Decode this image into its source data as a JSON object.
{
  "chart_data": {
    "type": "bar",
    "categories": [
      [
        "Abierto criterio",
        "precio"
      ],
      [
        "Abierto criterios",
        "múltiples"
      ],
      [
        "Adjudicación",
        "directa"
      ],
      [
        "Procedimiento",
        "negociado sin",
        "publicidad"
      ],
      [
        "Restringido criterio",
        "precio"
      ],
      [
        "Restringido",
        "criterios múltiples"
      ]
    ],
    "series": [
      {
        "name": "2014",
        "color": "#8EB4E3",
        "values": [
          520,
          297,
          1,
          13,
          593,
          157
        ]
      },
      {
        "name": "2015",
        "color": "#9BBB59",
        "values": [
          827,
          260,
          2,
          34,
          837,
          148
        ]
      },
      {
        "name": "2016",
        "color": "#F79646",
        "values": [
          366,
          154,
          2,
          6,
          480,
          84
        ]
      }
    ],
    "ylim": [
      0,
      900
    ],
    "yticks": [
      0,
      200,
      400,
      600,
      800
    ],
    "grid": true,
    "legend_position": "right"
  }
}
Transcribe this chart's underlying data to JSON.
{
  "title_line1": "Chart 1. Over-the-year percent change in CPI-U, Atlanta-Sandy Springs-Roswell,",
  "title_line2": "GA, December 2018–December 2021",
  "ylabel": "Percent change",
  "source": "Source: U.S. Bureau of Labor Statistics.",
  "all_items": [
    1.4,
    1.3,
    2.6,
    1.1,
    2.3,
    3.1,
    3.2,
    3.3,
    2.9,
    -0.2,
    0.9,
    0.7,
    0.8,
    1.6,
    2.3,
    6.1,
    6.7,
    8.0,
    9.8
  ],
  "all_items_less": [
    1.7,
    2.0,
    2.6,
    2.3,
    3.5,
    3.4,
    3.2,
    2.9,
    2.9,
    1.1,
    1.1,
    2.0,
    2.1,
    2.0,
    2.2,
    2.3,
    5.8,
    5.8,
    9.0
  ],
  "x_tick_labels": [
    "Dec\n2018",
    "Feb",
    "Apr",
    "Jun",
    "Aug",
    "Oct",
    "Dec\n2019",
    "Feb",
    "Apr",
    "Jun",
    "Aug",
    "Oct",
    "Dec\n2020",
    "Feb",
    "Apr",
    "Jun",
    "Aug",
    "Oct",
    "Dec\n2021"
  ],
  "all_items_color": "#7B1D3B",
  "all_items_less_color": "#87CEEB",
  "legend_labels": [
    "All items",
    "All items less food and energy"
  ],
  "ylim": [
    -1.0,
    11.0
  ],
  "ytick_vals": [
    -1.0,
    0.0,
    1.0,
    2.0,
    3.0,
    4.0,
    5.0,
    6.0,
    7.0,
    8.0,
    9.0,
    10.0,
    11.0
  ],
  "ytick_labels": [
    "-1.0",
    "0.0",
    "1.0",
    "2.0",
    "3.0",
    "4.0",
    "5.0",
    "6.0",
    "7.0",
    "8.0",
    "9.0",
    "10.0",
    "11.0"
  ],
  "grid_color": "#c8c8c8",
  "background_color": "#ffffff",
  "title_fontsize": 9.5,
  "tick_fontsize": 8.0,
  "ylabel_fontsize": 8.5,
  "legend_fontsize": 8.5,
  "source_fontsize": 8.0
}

* * * *

Starting with the line that contains "Transcribe this chart's", return each line through the last one of the data above, exactly as written and nothing more.

◆ **Full solution**
Transcribe this chart's underlying data to JSON.
{
  "title_line1": "Chart 1. Over-the-year percent change in CPI-U, Atlanta-Sandy Springs-Roswell,",
  "title_line2": "GA, December 2018–December 2021",
  "ylabel": "Percent change",
  "source": "Source: U.S. Bureau of Labor Statistics.",
  "all_items": [
    1.4,
    1.3,
    2.6,
    1.1,
    2.3,
    3.1,
    3.2,
    3.3,
    2.9,
    -0.2,
    0.9,
    0.7,
    0.8,
    1.6,
    2.3,
    6.1,
    6.7,
    8.0,
    9.8
  ],
  "all_items_less": [
    1.7,
    2.0,
    2.6,
    2.3,
    3.5,
    3.4,
    3.2,
    2.9,
    2.9,
    1.1,
    1.1,
    2.0,
    2.1,
    2.0,
    2.2,
    2.3,
    5.8,
    5.8,
    9.0
  ],
  "x_tick_labels": [
    "Dec\n2018",
    "Feb",
    "Apr",
    "Jun",
    "Aug",
    "Oct",
    "Dec\n2019",
    "Feb",
    "Apr",
    "Jun",
    "Aug",
    "Oct",
    "Dec\n2020",
    "Feb",
    "Apr",
    "Jun",
    "Aug",
    "Oct",
    "Dec\n2021"
  ],
  "all_items_color": "#7B1D3B",
  "all_items_less_color": "#87CEEB",
  "legend_labels": [
    "All items",
    "All items less food and energy"
  ],
  "ylim": [
    -1.0,
    11.0
  ],
  "ytick_vals": [
    -1.0,
    0.0,
    1.0,
    2.0,
    3.0,
    4.0,
    5.0,
    6.0,
    7.0,
    8.0,
    9.0,
    10.0,
    11.0
  ],
  "ytick_labels": [
    "-1.0",
    "0.0",
    "1.0",
    "2.0",
    "3.0",
    "4.0",
    "5.0",
    "6.0",
    "7.0",
    "8.0",
    "9.0",
    "10.0",
    "11.0"
  ],
  "grid_color": "#c8c8c8",
  "background_color": "#ffffff",
  "title_fontsize": 9.5,
  "tick_fontsize": 8.0,
  "ylabel_fontsize": 8.5,
  "legend_fontsize": 8.5,
  "source_fontsize": 8.0
}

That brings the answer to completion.